SET EXERCISE:
Copy each line below exactly and leave the pictures out.

AVAILABLE RECORDS:
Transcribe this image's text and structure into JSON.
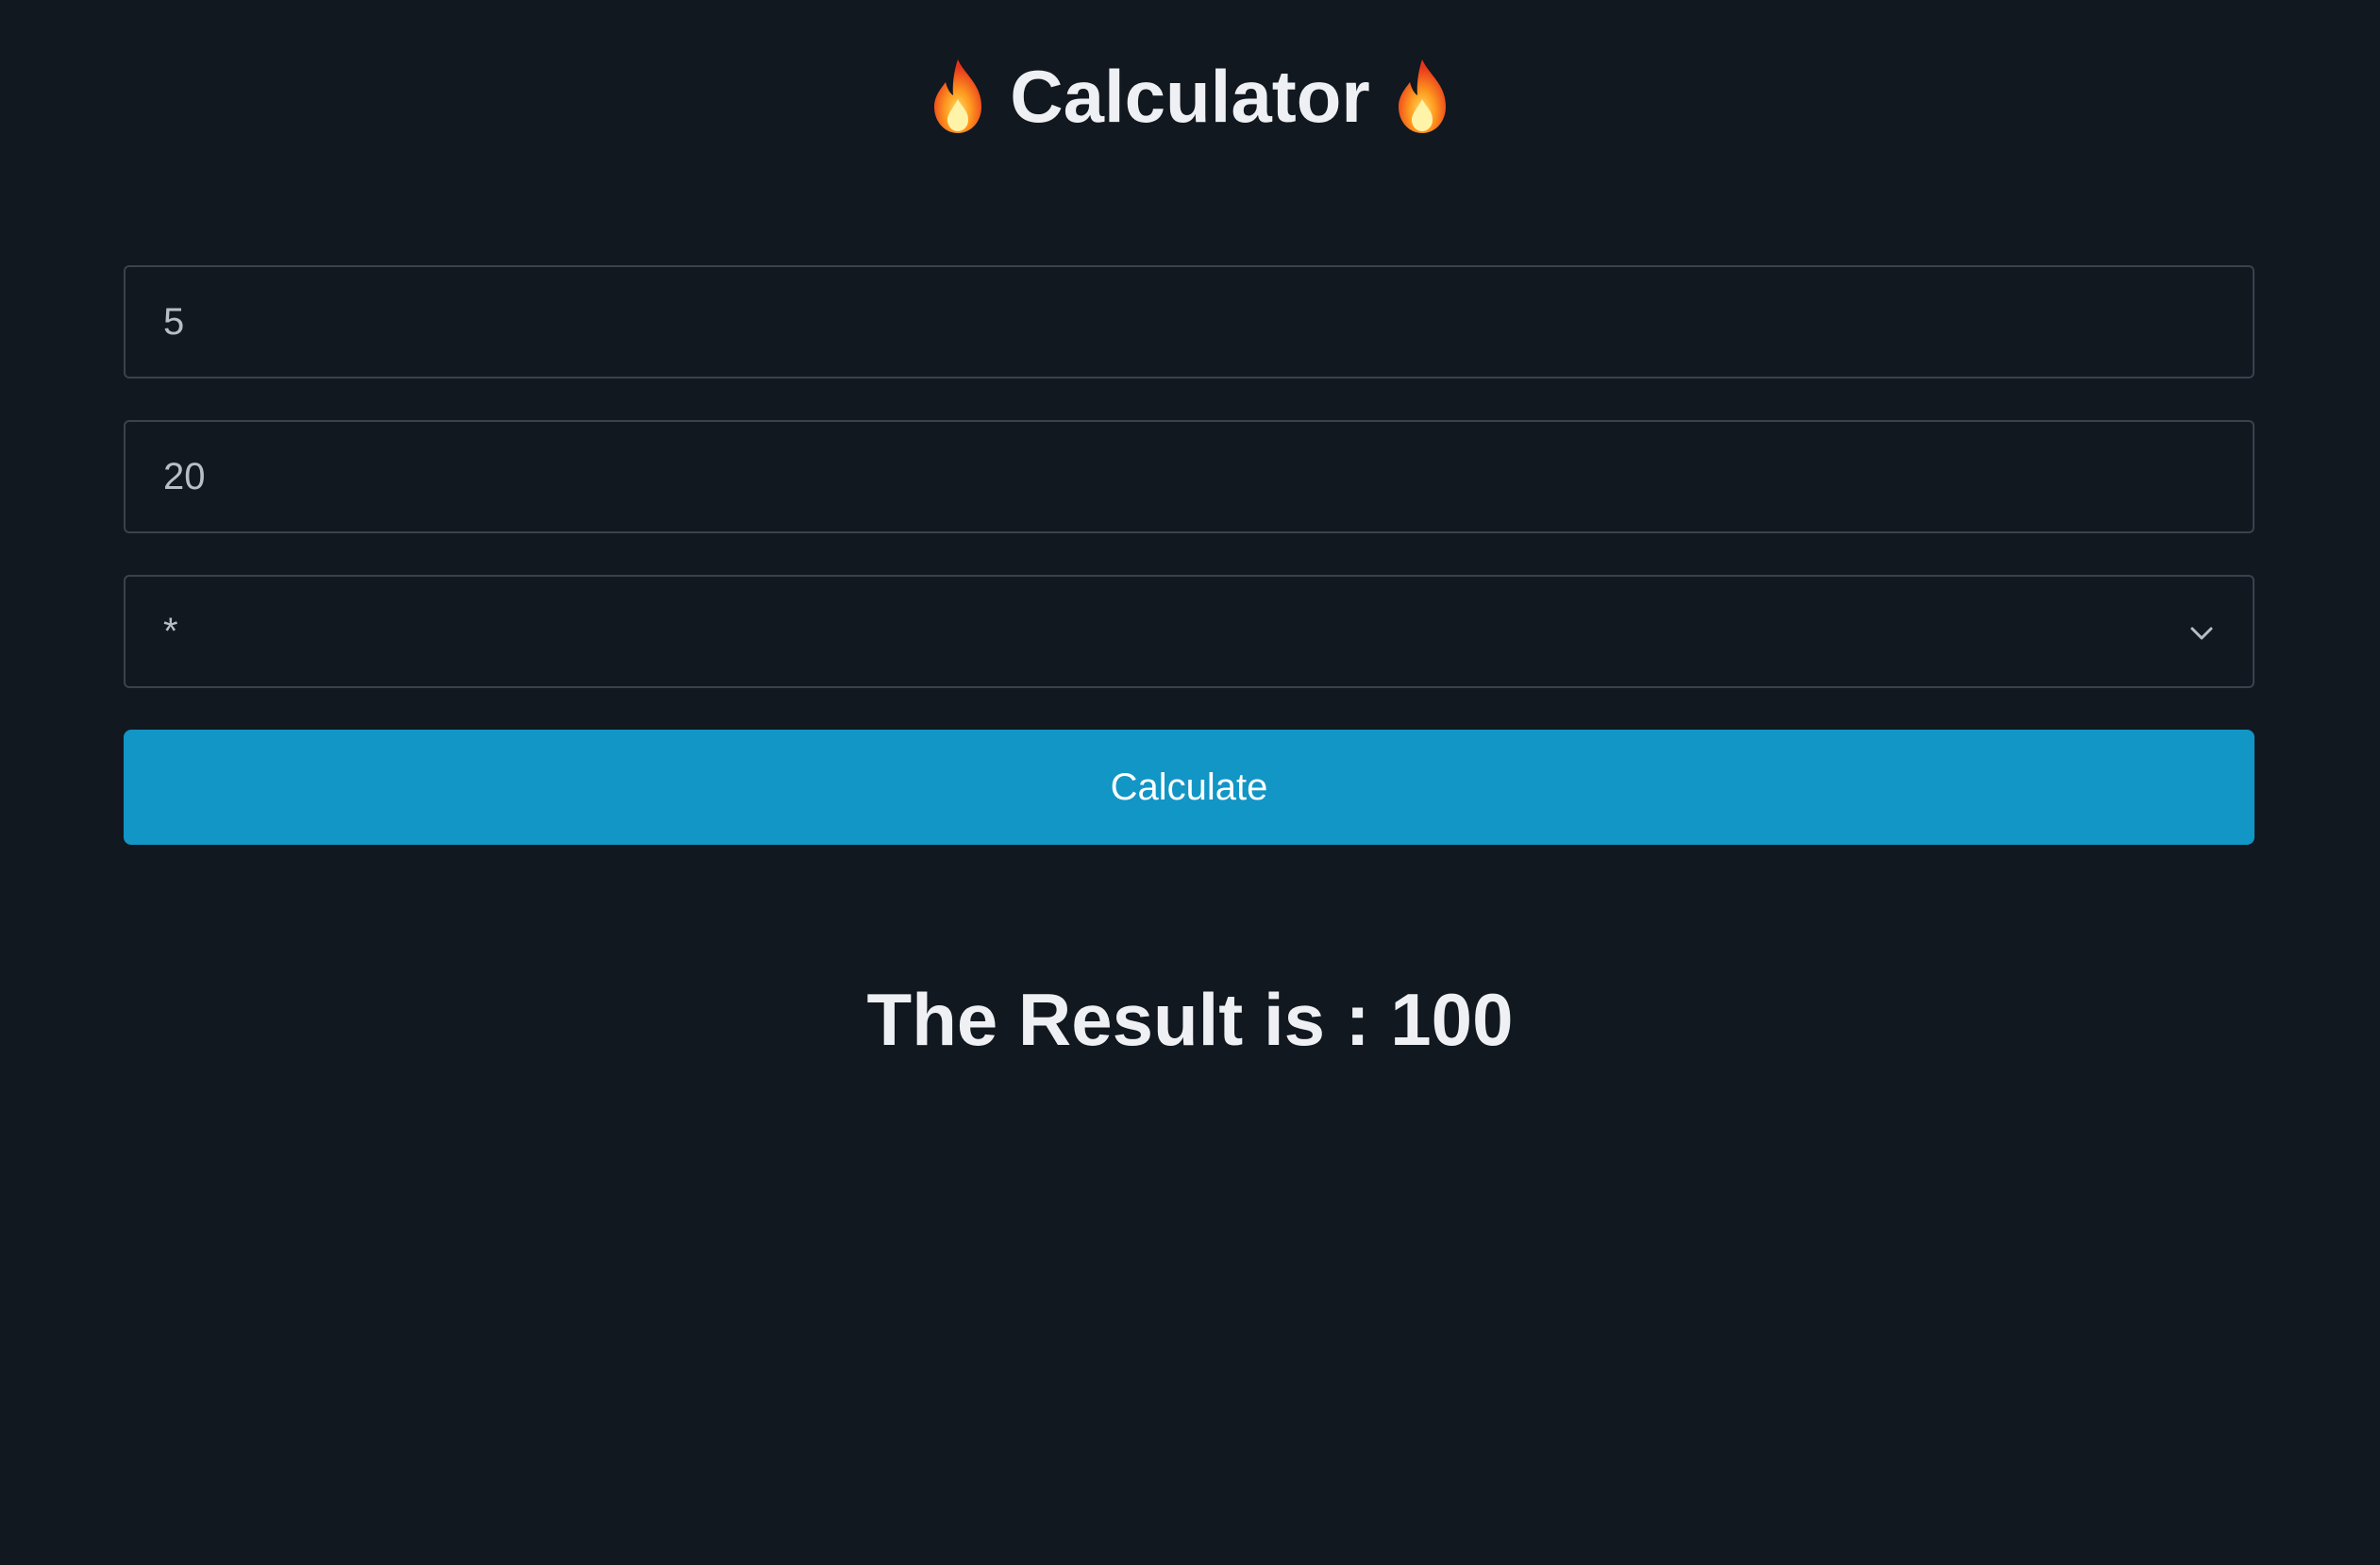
{
  "header": {
    "title": "Calculator",
    "left_icon": "fire-emoji",
    "right_icon": "fire-emoji"
  },
  "form": {
    "first_number": "5",
    "second_number": "20",
    "operator": "*",
    "calculate_label": "Calculate"
  },
  "result": {
    "text": "The Result is : 100"
  },
  "colors": {
    "background": "#121820",
    "button": "#1196c5",
    "text": "#eef0f3"
  }
}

WRITTEN SOLUTION:
Transcribe this image's text and structure into JSON.
{
  "header": {
    "title": "Calculator",
    "left_icon": "fire-emoji",
    "right_icon": "fire-emoji"
  },
  "form": {
    "first_number": "5",
    "second_number": "20",
    "operator": "*",
    "calculate_label": "Calculate"
  },
  "result": {
    "text": "The Result is : 100"
  },
  "colors": {
    "background": "#121820",
    "button": "#1196c5",
    "text": "#eef0f3"
  }
}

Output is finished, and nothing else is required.